» **WHAT IS NEEDED**: Could you copy every one of the entries below verbatim, line for line?

» **EXERCISE INPUT**:
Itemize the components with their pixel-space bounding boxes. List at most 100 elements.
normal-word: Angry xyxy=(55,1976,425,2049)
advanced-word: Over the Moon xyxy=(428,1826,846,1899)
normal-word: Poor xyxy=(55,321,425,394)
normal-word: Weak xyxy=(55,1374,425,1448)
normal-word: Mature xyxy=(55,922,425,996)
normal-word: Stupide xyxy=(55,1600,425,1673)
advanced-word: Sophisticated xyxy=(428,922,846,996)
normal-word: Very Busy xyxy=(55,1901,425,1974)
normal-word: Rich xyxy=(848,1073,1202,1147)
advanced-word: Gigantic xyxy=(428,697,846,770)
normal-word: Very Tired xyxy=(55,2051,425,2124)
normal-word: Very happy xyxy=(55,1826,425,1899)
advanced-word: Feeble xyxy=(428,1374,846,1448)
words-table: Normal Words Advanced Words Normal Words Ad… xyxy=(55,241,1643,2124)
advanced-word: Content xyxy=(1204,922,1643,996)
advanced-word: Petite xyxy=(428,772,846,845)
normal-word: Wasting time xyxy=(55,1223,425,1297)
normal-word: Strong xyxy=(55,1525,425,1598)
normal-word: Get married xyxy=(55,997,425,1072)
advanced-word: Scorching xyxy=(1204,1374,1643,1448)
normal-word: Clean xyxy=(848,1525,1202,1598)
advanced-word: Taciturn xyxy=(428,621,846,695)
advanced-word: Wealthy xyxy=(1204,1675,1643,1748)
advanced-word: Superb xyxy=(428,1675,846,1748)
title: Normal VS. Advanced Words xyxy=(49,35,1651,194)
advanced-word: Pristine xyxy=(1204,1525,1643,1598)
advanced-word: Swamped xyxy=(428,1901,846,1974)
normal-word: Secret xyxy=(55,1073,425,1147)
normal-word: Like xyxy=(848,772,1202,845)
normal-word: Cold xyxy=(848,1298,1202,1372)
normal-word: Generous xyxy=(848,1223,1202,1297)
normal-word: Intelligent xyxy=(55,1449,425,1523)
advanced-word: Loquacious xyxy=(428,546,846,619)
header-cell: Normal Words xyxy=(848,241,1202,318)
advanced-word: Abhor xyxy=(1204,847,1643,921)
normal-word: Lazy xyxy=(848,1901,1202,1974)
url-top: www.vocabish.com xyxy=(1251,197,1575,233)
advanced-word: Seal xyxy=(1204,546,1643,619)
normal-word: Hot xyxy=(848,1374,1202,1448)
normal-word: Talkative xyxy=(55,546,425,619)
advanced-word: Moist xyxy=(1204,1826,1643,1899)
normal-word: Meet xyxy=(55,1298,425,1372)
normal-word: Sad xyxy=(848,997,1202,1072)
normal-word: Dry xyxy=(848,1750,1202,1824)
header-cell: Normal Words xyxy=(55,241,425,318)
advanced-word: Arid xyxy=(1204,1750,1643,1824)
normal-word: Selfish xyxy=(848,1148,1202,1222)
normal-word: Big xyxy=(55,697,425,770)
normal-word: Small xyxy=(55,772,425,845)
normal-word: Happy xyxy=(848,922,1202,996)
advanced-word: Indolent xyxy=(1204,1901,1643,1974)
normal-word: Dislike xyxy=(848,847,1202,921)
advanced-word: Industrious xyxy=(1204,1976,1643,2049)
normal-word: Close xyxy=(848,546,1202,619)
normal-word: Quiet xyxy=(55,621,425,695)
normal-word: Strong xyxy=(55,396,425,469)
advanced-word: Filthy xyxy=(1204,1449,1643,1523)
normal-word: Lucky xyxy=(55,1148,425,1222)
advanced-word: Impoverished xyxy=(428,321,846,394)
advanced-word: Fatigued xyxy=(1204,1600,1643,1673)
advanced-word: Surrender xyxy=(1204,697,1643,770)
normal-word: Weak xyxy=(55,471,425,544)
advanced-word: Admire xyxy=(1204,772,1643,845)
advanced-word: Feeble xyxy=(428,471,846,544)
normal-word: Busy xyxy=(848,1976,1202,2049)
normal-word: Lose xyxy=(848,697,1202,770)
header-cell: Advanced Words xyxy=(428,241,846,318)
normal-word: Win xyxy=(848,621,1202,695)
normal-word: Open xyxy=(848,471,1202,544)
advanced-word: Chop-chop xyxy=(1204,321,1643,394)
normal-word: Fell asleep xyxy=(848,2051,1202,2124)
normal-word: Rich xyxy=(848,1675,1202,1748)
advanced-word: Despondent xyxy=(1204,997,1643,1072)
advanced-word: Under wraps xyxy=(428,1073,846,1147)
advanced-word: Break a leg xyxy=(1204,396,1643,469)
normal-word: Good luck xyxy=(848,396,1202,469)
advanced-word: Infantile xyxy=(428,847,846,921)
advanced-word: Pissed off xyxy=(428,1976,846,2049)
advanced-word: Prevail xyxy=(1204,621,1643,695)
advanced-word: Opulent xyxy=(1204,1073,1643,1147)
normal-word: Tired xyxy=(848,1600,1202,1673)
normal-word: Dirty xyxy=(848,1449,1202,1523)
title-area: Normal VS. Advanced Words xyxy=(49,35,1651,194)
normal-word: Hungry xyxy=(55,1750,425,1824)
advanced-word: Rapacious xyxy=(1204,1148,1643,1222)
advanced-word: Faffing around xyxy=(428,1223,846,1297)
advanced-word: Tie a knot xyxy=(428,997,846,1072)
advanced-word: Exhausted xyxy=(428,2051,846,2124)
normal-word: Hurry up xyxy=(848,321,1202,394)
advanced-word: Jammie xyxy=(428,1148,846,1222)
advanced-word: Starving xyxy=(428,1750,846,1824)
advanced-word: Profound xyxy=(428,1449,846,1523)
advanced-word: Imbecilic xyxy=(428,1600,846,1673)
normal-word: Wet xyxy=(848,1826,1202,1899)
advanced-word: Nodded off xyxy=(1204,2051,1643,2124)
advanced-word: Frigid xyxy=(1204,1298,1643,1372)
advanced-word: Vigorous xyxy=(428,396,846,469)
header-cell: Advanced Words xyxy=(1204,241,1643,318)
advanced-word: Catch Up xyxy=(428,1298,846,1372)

» **THE ANSWER**:
Itemize the components with their pixel-space bounding boxes. List at most 100 elements.
normal-word: Angry xyxy=(55,1976,425,2049)
advanced-word: Over the Moon xyxy=(428,1826,846,1899)
normal-word: Poor xyxy=(55,321,425,394)
normal-word: Weak xyxy=(55,1374,425,1448)
normal-word: Mature xyxy=(55,922,425,996)
normal-word: Stupide xyxy=(55,1600,425,1673)
advanced-word: Sophisticated xyxy=(428,922,846,996)
normal-word: Very Busy xyxy=(55,1901,425,1974)
normal-word: Rich xyxy=(848,1073,1202,1147)
advanced-word: Gigantic xyxy=(428,697,846,770)
normal-word: Very Tired xyxy=(55,2051,425,2124)
normal-word: Very happy xyxy=(55,1826,425,1899)
advanced-word: Feeble xyxy=(428,1374,846,1448)
words-table: Normal Words Advanced Words Normal Words Ad… xyxy=(55,241,1643,2124)
advanced-word: Content xyxy=(1204,922,1643,996)
advanced-word: Petite xyxy=(428,772,846,845)
normal-word: Wasting time xyxy=(55,1223,425,1297)
normal-word: Strong xyxy=(55,1525,425,1598)
normal-word: Get married xyxy=(55,997,425,1072)
advanced-word: Scorching xyxy=(1204,1374,1643,1448)
normal-word: Clean xyxy=(848,1525,1202,1598)
advanced-word: Taciturn xyxy=(428,621,846,695)
advanced-word: Wealthy xyxy=(1204,1675,1643,1748)
advanced-word: Superb xyxy=(428,1675,846,1748)
title: Normal VS. Advanced Words xyxy=(49,35,1651,194)
advanced-word: Pristine xyxy=(1204,1525,1643,1598)
advanced-word: Swamped xyxy=(428,1901,846,1974)
normal-word: Secret xyxy=(55,1073,425,1147)
normal-word: Like xyxy=(848,772,1202,845)
normal-word: Cold xyxy=(848,1298,1202,1372)
normal-word: Generous xyxy=(848,1223,1202,1297)
normal-word: Intelligent xyxy=(55,1449,425,1523)
advanced-word: Loquacious xyxy=(428,546,846,619)
header-cell: Normal Words xyxy=(848,241,1202,318)
advanced-word: Abhor xyxy=(1204,847,1643,921)
normal-word: Lazy xyxy=(848,1901,1202,1974)
url-top: www.vocabish.com xyxy=(1251,197,1575,233)
advanced-word: Seal xyxy=(1204,546,1643,619)
normal-word: Hot xyxy=(848,1374,1202,1448)
normal-word: Talkative xyxy=(55,546,425,619)
advanced-word: Moist xyxy=(1204,1826,1643,1899)
normal-word: Meet xyxy=(55,1298,425,1372)
normal-word: Sad xyxy=(848,997,1202,1072)
normal-word: Dry xyxy=(848,1750,1202,1824)
header-cell: Normal Words xyxy=(55,241,425,318)
advanced-word: Arid xyxy=(1204,1750,1643,1824)
normal-word: Selfish xyxy=(848,1148,1202,1222)
normal-word: Big xyxy=(55,697,425,770)
normal-word: Small xyxy=(55,772,425,845)
normal-word: Happy xyxy=(848,922,1202,996)
advanced-word: Indolent xyxy=(1204,1901,1643,1974)
normal-word: Dislike xyxy=(848,847,1202,921)
advanced-word: Industrious xyxy=(1204,1976,1643,2049)
normal-word: Close xyxy=(848,546,1202,619)
normal-word: Quiet xyxy=(55,621,425,695)
normal-word: Strong xyxy=(55,396,425,469)
advanced-word: Filthy xyxy=(1204,1449,1643,1523)
normal-word: Lucky xyxy=(55,1148,425,1222)
advanced-word: Impoverished xyxy=(428,321,846,394)
advanced-word: Fatigued xyxy=(1204,1600,1643,1673)
advanced-word: Surrender xyxy=(1204,697,1643,770)
normal-word: Weak xyxy=(55,471,425,544)
advanced-word: Admire xyxy=(1204,772,1643,845)
advanced-word: Feeble xyxy=(428,471,846,544)
normal-word: Busy xyxy=(848,1976,1202,2049)
normal-word: Lose xyxy=(848,697,1202,770)
header-cell: Advanced Words xyxy=(428,241,846,318)
normal-word: Win xyxy=(848,621,1202,695)
normal-word: Open xyxy=(848,471,1202,544)
advanced-word: Chop-chop xyxy=(1204,321,1643,394)
normal-word: Fell asleep xyxy=(848,2051,1202,2124)
normal-word: Rich xyxy=(848,1675,1202,1748)
advanced-word: Despondent xyxy=(1204,997,1643,1072)
advanced-word: Under wraps xyxy=(428,1073,846,1147)
advanced-word: Break a leg xyxy=(1204,396,1643,469)
normal-word: Good luck xyxy=(848,396,1202,469)
advanced-word: Infantile xyxy=(428,847,846,921)
advanced-word: Pissed off xyxy=(428,1976,846,2049)
advanced-word: Prevail xyxy=(1204,621,1643,695)
advanced-word: Opulent xyxy=(1204,1073,1643,1147)
normal-word: Tired xyxy=(848,1600,1202,1673)
normal-word: Dirty xyxy=(848,1449,1202,1523)
title-area: Normal VS. Advanced Words xyxy=(49,35,1651,194)
normal-word: Hungry xyxy=(55,1750,425,1824)
advanced-word: Rapacious xyxy=(1204,1148,1643,1222)
advanced-word: Faffing around xyxy=(428,1223,846,1297)
advanced-word: Tie a knot xyxy=(428,997,846,1072)
advanced-word: Exhausted xyxy=(428,2051,846,2124)
normal-word: Hurry up xyxy=(848,321,1202,394)
advanced-word: Jammie xyxy=(428,1148,846,1222)
advanced-word: Starving xyxy=(428,1750,846,1824)
advanced-word: Profound xyxy=(428,1449,846,1523)
advanced-word: Imbecilic xyxy=(428,1600,846,1673)
normal-word: Wet xyxy=(848,1826,1202,1899)
advanced-word: Nodded off xyxy=(1204,2051,1643,2124)
advanced-word: Frigid xyxy=(1204,1298,1643,1372)
advanced-word: Vigorous xyxy=(428,396,846,469)
header-cell: Advanced Words xyxy=(1204,241,1643,318)
advanced-word: Catch Up xyxy=(428,1298,846,1372)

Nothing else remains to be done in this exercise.